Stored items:
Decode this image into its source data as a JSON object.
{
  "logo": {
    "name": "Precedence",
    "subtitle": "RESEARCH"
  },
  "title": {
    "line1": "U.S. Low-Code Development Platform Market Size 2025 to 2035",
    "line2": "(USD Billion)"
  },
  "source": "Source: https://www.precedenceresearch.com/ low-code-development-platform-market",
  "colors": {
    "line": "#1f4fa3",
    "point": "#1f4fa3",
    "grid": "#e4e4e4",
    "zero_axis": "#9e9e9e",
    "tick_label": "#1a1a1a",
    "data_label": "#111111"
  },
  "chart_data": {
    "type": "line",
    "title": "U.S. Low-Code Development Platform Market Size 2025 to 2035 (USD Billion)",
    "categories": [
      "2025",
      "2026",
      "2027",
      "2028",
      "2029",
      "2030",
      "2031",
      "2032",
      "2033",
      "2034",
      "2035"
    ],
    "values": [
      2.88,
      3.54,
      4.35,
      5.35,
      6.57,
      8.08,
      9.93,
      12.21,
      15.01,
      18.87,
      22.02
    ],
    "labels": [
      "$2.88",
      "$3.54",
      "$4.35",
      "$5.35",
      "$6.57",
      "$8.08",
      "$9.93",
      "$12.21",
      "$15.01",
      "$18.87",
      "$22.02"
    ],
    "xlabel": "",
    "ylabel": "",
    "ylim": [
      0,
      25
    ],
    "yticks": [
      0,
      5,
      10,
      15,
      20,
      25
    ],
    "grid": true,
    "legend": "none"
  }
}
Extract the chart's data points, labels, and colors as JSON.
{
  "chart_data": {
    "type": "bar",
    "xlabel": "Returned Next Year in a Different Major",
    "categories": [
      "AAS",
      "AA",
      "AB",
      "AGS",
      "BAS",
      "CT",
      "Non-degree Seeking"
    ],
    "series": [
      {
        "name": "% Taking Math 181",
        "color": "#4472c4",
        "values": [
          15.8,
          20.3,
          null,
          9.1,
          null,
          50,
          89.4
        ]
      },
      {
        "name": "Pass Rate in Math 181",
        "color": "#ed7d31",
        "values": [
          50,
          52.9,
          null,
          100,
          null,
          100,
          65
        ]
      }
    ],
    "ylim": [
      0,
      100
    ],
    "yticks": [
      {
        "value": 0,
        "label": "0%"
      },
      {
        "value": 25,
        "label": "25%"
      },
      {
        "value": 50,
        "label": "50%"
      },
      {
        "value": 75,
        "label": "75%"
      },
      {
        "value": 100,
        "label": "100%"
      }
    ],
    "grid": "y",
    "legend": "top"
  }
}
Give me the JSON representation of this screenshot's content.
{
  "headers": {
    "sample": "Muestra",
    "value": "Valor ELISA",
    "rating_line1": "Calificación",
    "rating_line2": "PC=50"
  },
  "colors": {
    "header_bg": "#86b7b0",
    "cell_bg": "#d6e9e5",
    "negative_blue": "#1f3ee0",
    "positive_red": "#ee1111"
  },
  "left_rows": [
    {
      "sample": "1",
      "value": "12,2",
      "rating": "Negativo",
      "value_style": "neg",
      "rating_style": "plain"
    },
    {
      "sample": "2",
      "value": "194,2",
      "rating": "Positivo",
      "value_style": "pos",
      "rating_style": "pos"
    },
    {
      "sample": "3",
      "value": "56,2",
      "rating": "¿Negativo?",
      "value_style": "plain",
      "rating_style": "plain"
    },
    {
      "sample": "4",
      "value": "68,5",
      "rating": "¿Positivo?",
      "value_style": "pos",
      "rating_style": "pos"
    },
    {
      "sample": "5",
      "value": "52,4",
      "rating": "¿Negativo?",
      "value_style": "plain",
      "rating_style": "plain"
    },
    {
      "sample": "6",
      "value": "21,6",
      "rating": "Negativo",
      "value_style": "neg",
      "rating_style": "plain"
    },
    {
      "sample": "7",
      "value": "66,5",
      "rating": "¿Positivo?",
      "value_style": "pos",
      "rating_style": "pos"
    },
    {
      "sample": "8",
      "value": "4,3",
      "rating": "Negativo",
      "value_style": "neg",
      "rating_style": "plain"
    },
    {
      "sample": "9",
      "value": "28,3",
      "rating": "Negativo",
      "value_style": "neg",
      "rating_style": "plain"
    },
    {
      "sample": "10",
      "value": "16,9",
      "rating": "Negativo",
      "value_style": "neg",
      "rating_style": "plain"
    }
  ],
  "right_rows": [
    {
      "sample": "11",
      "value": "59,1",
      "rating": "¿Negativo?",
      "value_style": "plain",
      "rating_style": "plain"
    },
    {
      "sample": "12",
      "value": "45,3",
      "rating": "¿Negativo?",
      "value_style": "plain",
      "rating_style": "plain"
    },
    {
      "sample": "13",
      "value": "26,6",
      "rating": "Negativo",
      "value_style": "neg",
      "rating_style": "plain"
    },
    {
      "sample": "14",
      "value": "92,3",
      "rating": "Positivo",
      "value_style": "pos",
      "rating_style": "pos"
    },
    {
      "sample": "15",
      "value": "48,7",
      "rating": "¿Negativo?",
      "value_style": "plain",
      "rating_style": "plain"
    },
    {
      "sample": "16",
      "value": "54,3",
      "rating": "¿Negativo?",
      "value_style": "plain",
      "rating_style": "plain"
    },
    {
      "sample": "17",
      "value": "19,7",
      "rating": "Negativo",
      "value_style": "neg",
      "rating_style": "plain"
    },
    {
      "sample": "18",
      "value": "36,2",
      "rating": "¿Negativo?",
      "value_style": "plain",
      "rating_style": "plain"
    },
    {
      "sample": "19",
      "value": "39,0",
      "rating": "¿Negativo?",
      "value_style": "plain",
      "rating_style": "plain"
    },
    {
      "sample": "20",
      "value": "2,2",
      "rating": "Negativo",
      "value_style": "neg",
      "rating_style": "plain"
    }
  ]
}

→ Written request
Count the lines of the data that contain the string "Billion", and reply with that number alone.

→ Worked answer
2